- **What is expected**:
Lines that hold the word "this" should be located and copied.
◇ ◇ ◇
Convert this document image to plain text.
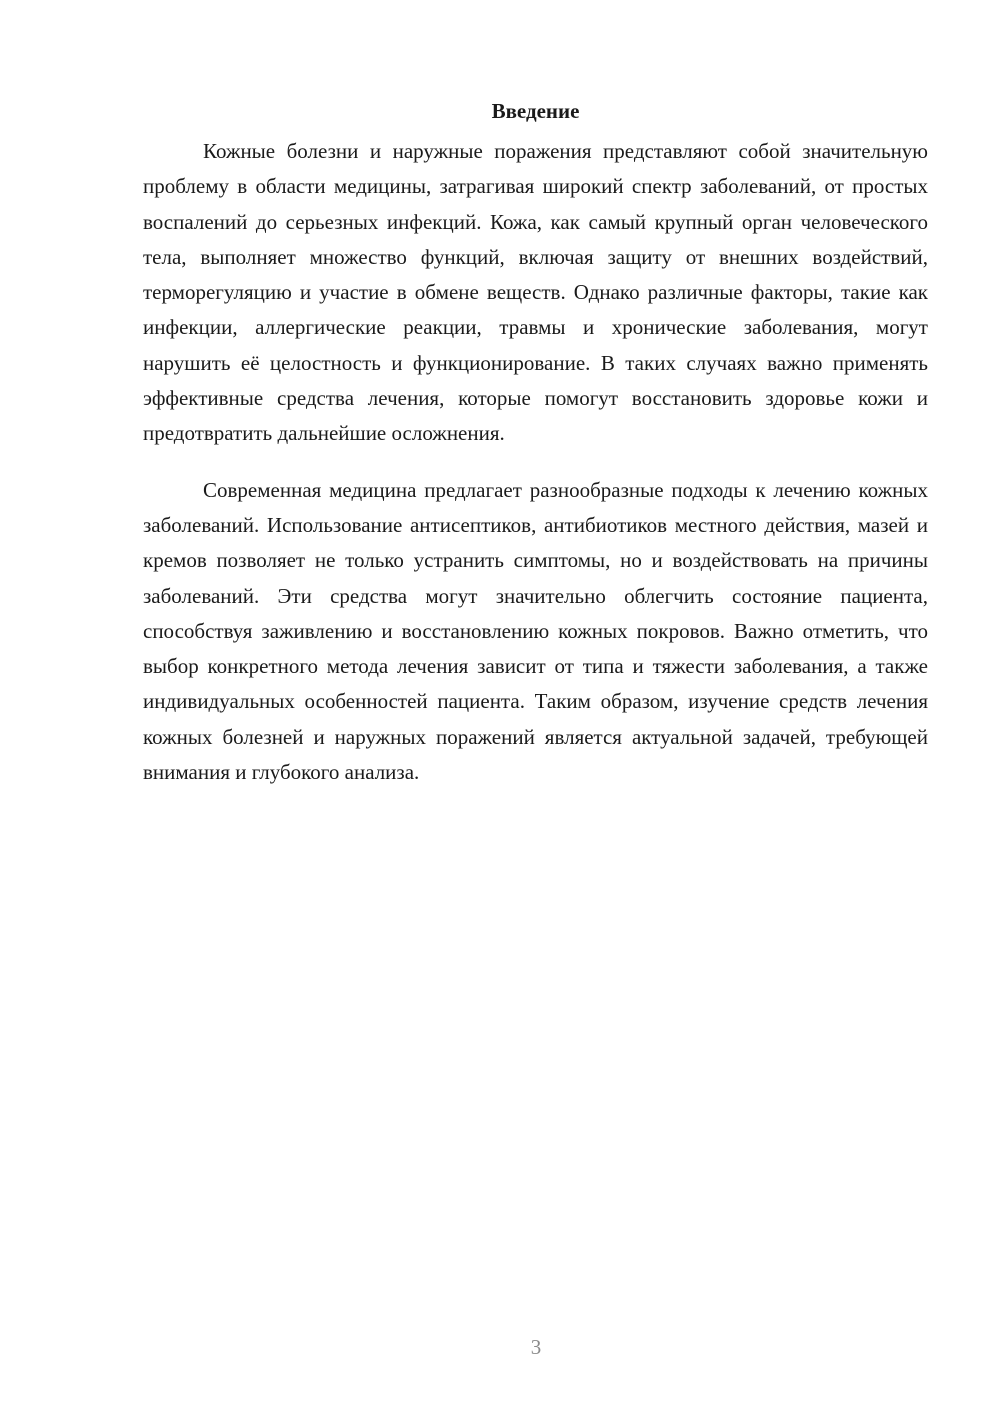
Введение

Кожные болезни и наружные поражения представляют собой значительную проблему в области медицины, затрагивая широкий спектр заболеваний, от простых воспалений до серьезных инфекций. Кожа, как самый крупный орган человеческого тела, выполняет множество функций, включая защиту от внешних воздействий, терморегуляцию и участие в обмене веществ. Однако различные факторы, такие как инфекции, аллергические реакции, травмы и хронические заболевания, могут нарушить её целостность и функционирование. В таких случаях важно применять эффективные средства лечения, которые помогут восстановить здоровье кожи и предотвратить дальнейшие осложнения.

Современная медицина предлагает разнообразные подходы к лечению кожных заболеваний. Использование антисептиков, антибиотиков местного действия, мазей и кремов позволяет не только устранить симптомы, но и воздействовать на причины заболеваний. Эти средства могут значительно облегчить состояние пациента, способствуя заживлению и восстановлению кожных покровов. Важно отметить, что выбор конкретного метода лечения зависит от типа и тяжести заболевания, а также индивидуальных особенностей пациента. Таким образом, изучение средств лечения кожных болезней и наружных поражений является актуальной задачей, требующей внимания и глубокого анализа.

3
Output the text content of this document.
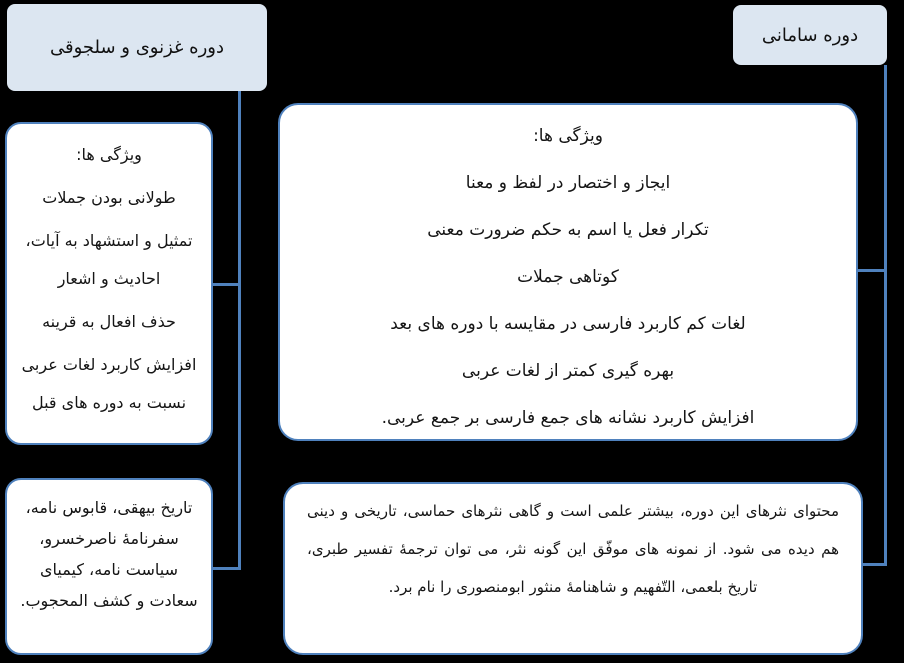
دوره سامانی
ویژگی ها:
ایجاز و اختصار در لفظ و معنا
تکرار فعل یا اسم به حکم ضرورت معنی
کوتاهی جملات
لغات کم کاربرد فارسی در مقایسه با دوره های بعد
بهره گیری کمتر از لغات عربی
افزایش کاربرد نشانه های جمع فارسی بر جمع عربی.
محتوای نثرهای این دوره، بیشتر علمی است و گاهی نثرهای حماسی، تاریخی و دینی هم دیده می شود. از نمونه های موفّق این گونه نثر، می توان ترجمهٔ تفسیر طبری، تاریخ بلعمی، التّفهیم و شاهنامهٔ منثور ابومنصوری را نام برد.
دوره غزنوی و سلجوقی
ویژگی ها:
طولانی بودن جملات
تمثیل و استشهاد به آیات، احادیث و اشعار
حذف افعال به قرینه
افزایش کاربرد لغات عربی نسبت به دوره های قبل
تاریخ بیهقی، قابوس نامه، سفرنامهٔ ناصرخسرو، سیاست نامه، کیمیای سعادت و کشف المحجوب.
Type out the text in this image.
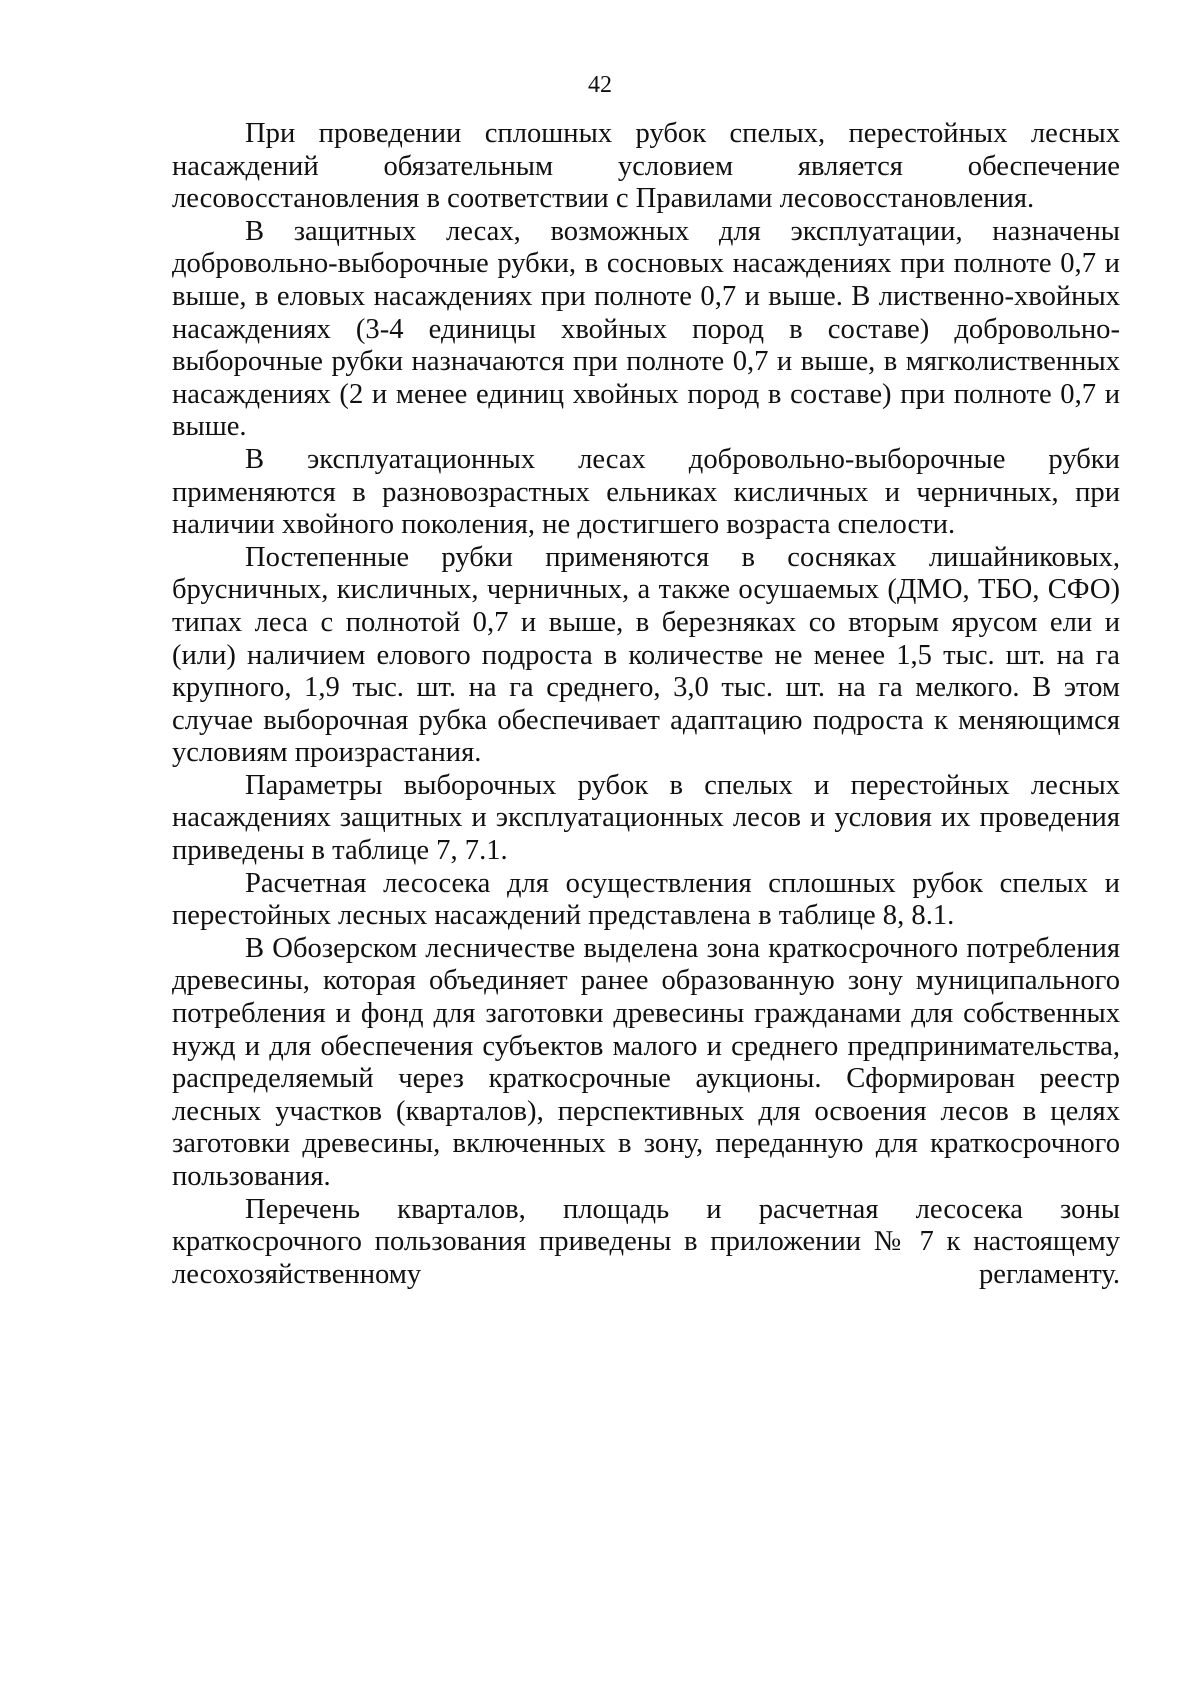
42

При проведении сплошных рубок спелых, перестойных лесных насаждений обязательным условием является обеспечение лесовосстановления в соответствии с Правилами лесовосстановления.

В защитных лесах, возможных для эксплуатации, назначены добровольно-выборочные рубки, в сосновых насаждениях при полноте 0,7 и выше, в еловых насаждениях при полноте 0,7 и выше. В лиственно-хвойных насаждениях (3-4 единицы хвойных пород в составе) добровольно-выборочные рубки назначаются при полноте 0,7 и выше, в мягколиственных насаждениях (2 и менее единиц хвойных пород в составе) при полноте 0,7 и выше.

В эксплуатационных лесах добровольно-выборочные рубки применяются в разновозрастных ельниках кисличных и черничных, при наличии хвойного поколения, не достигшего возраста спелости.

Постепенные рубки применяются в сосняках лишайниковых, брусничных, кисличных, черничных, а также осушаемых (ДМО, ТБО, СФО) типах леса с полнотой 0,7 и выше, в березняках со вторым ярусом ели и (или) наличием елового подроста в количестве не менее 1,5 тыс. шт. на га крупного, 1,9 тыс. шт. на га среднего, 3,0 тыс. шт. на га мелкого. В этом случае выборочная рубка обеспечивает адаптацию подроста к меняющимся условиям произрастания.

Параметры выборочных рубок в спелых и перестойных лесных насаждениях защитных и эксплуатационных лесов и условия их проведения приведены в таблице 7, 7.1.

Расчетная лесосека для осуществления сплошных рубок спелых и перестойных лесных насаждений представлена в таблице 8, 8.1.

В Обозерском лесничестве выделена зона краткосрочного потребления древесины, которая объединяет ранее образованную зону муниципального потребления и фонд для заготовки древесины гражданами для собственных нужд и для обеспечения субъектов малого и среднего предпринимательства, распределяемый через краткосрочные аукционы. Сформирован реестр лесных участков (кварталов), перспективных для освоения лесов в целях заготовки древесины, включенных в зону, переданную для краткосрочного пользования.

Перечень кварталов, площадь и расчетная лесосека зоны краткосрочного пользования приведены в приложении № 7 к настоящему лесохозяйственному регламенту.
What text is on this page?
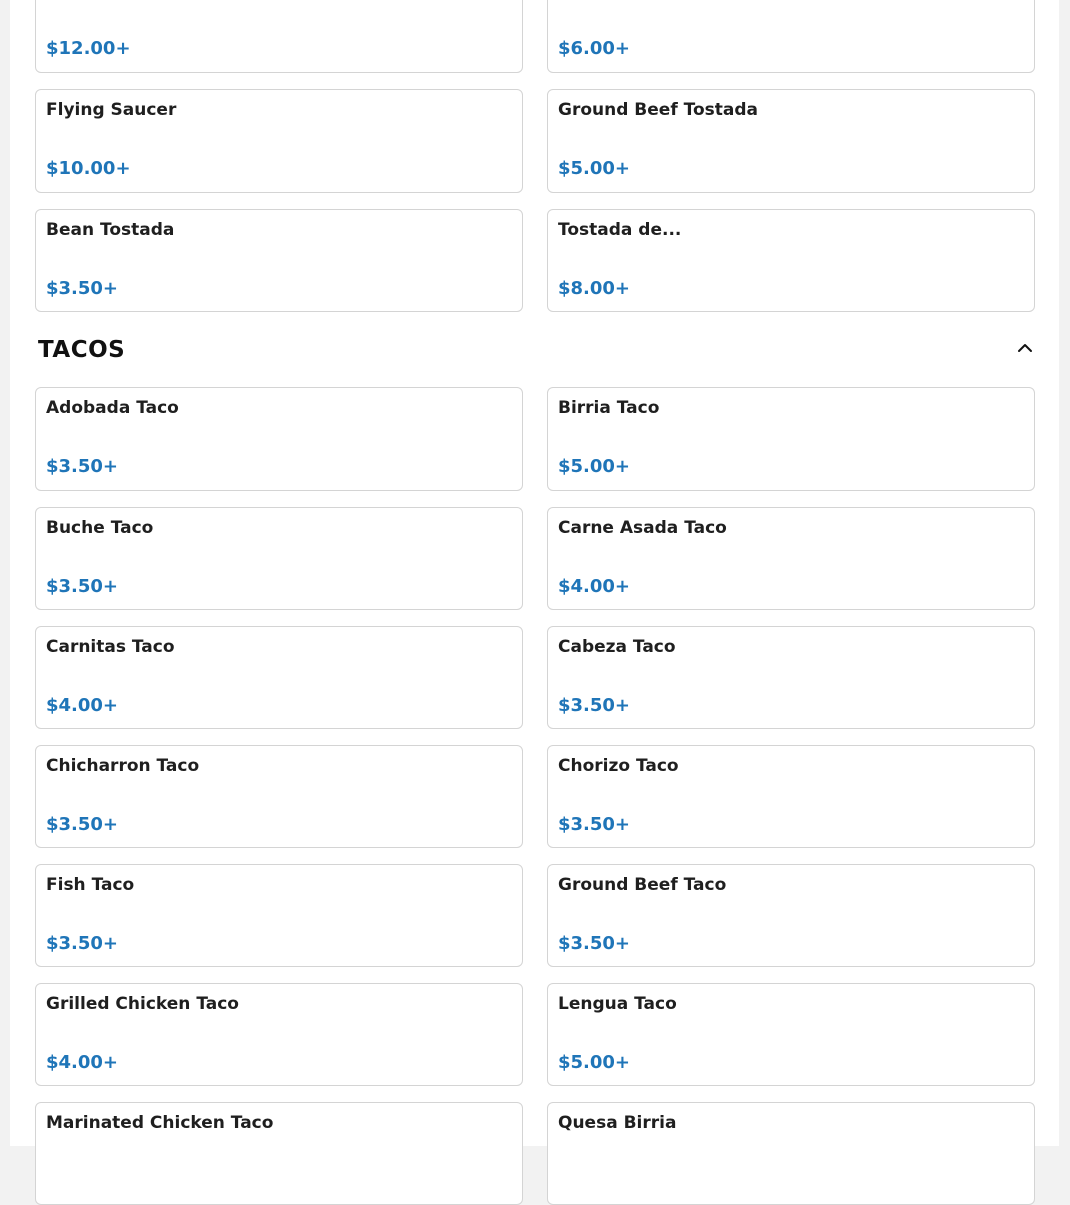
$12.00+	$6.00+
Flying Saucer
$10.00+
Ground Beef Tostada
$5.00+
Bean Tostada
$3.50+
Tostada de...
$8.00+
TACOS
Adobada Taco
$3.50+
Birria Taco
$5.00+
Buche Taco
$3.50+
Carne Asada Taco
$4.00+
Carnitas Taco
$4.00+
Cabeza Taco
$3.50+
Chicharron Taco
$3.50+
Chorizo Taco
$3.50+
Fish Taco
$3.50+
Ground Beef Taco
$3.50+
Grilled Chicken Taco
$4.00+
Lengua Taco
$5.00+
Marinated Chicken Taco	Quesa Birria
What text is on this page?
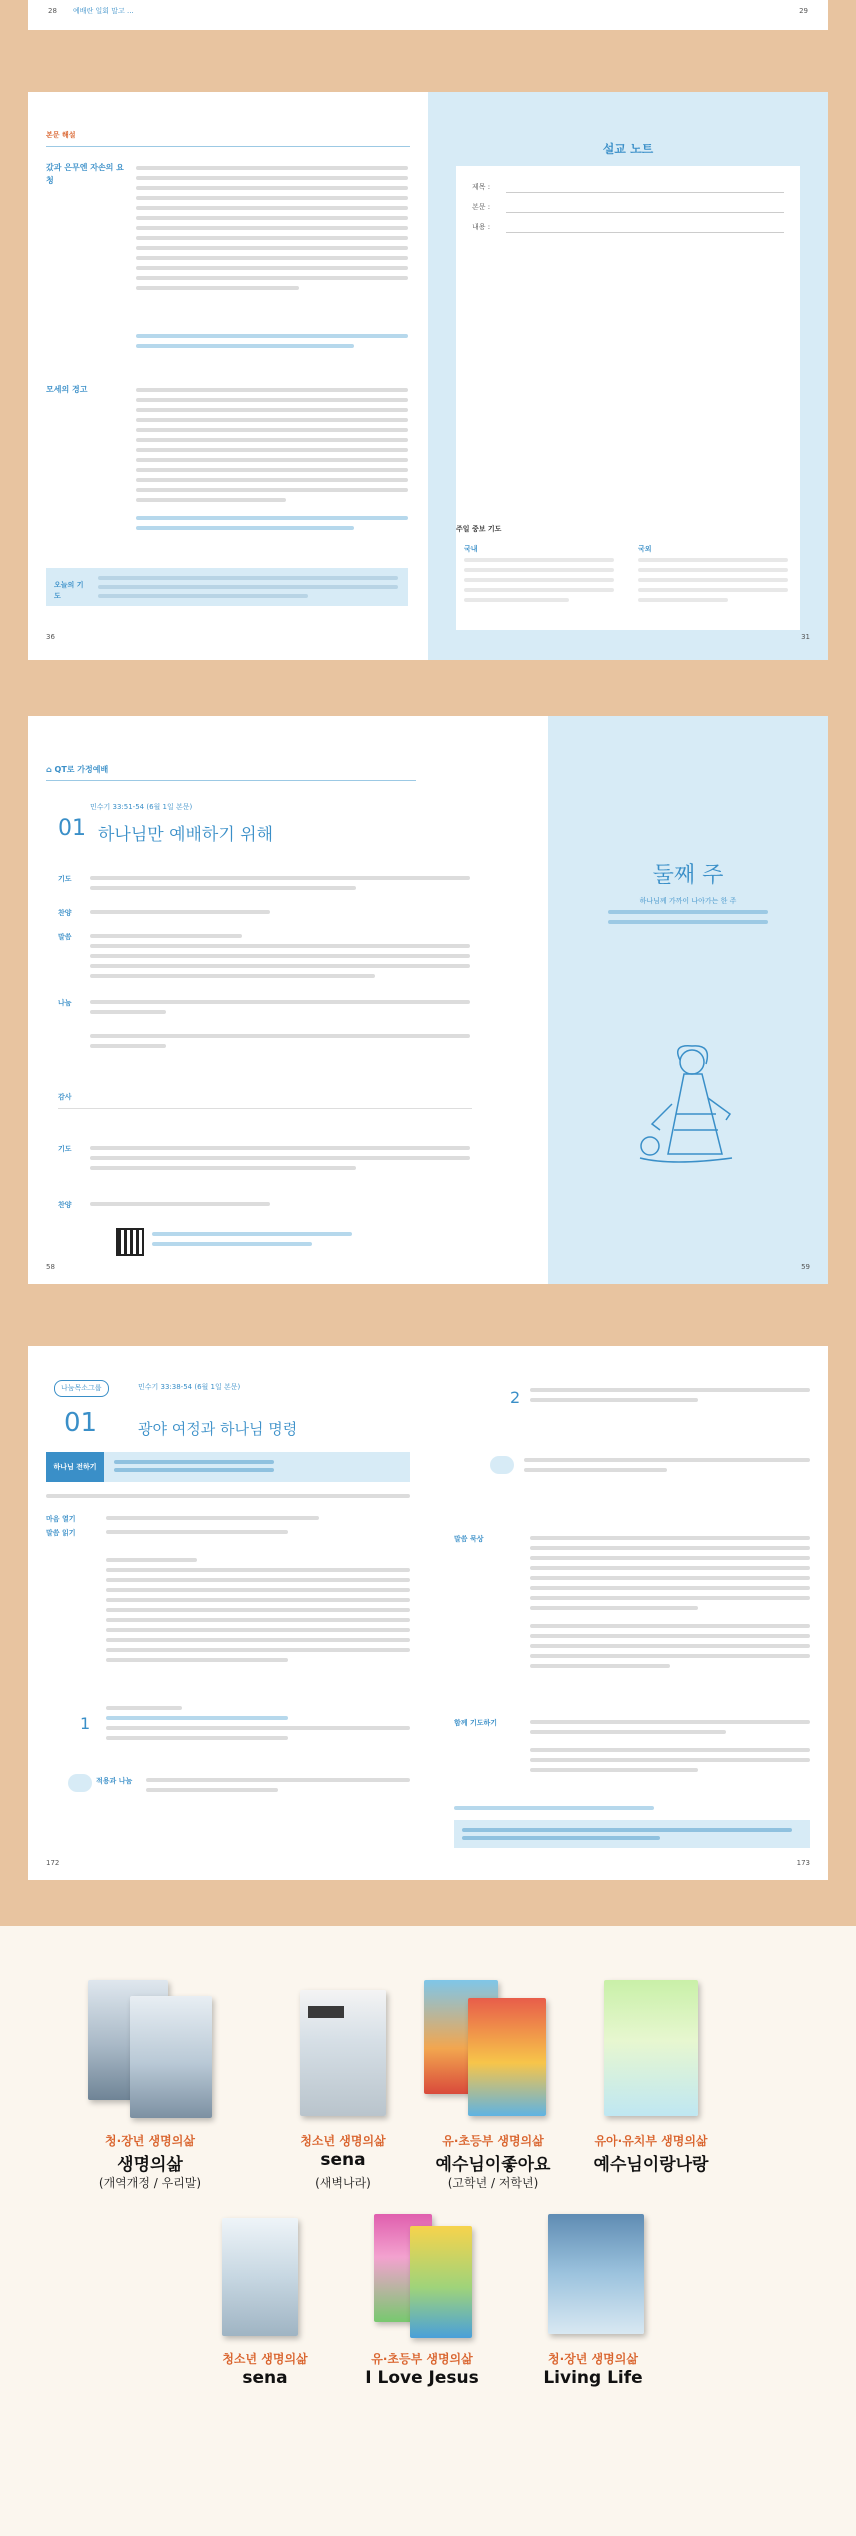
28 예배란 일회 말고 ...	29
본문 해설
갔과 은무엔 자손의 요청
모세의 경고
오늘의 기도
36
설교 노트
제목 :
본문 :
내용 :
주일 중보 기도
국내	국외
31
⌂ QT로 가정예배
민수기 33:51-54 (6월 1일 본문)
01 하나님만 예배하기 위해
기도
찬양
말씀
나눔
감사
기도
찬양
58
둘째 주
하나님께 가까이 나아가는 한 주
59
나눔목소그룹	민수기 33:38-54 (6월 1일 본문)
01	광야 여정과 하나님 명령
하나님 전하기
마음 열기
말씀 읽기
1
적용과 나눔
172
2
말씀 묵상
함께 기도하기
173
청·장년 생명의삶
생명의삶
(개역개정 / 우리말)
청소년 생명의삶
sena
(새벽나라)
유·초등부 생명의삶
예수님이좋아요
(고학년 / 저학년)
유아·유치부 생명의삶
예수님이랑나랑
청소년 생명의삶
sena
유·초등부 생명의삶
I Love Jesus
청·장년 생명의삶
Living Life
◇ ◇ ◇
- **Task result**:
Convert this document image to plain text.
Output the text content of this document.
Type out the text in this image.
What text is on this page?
What text is on this page?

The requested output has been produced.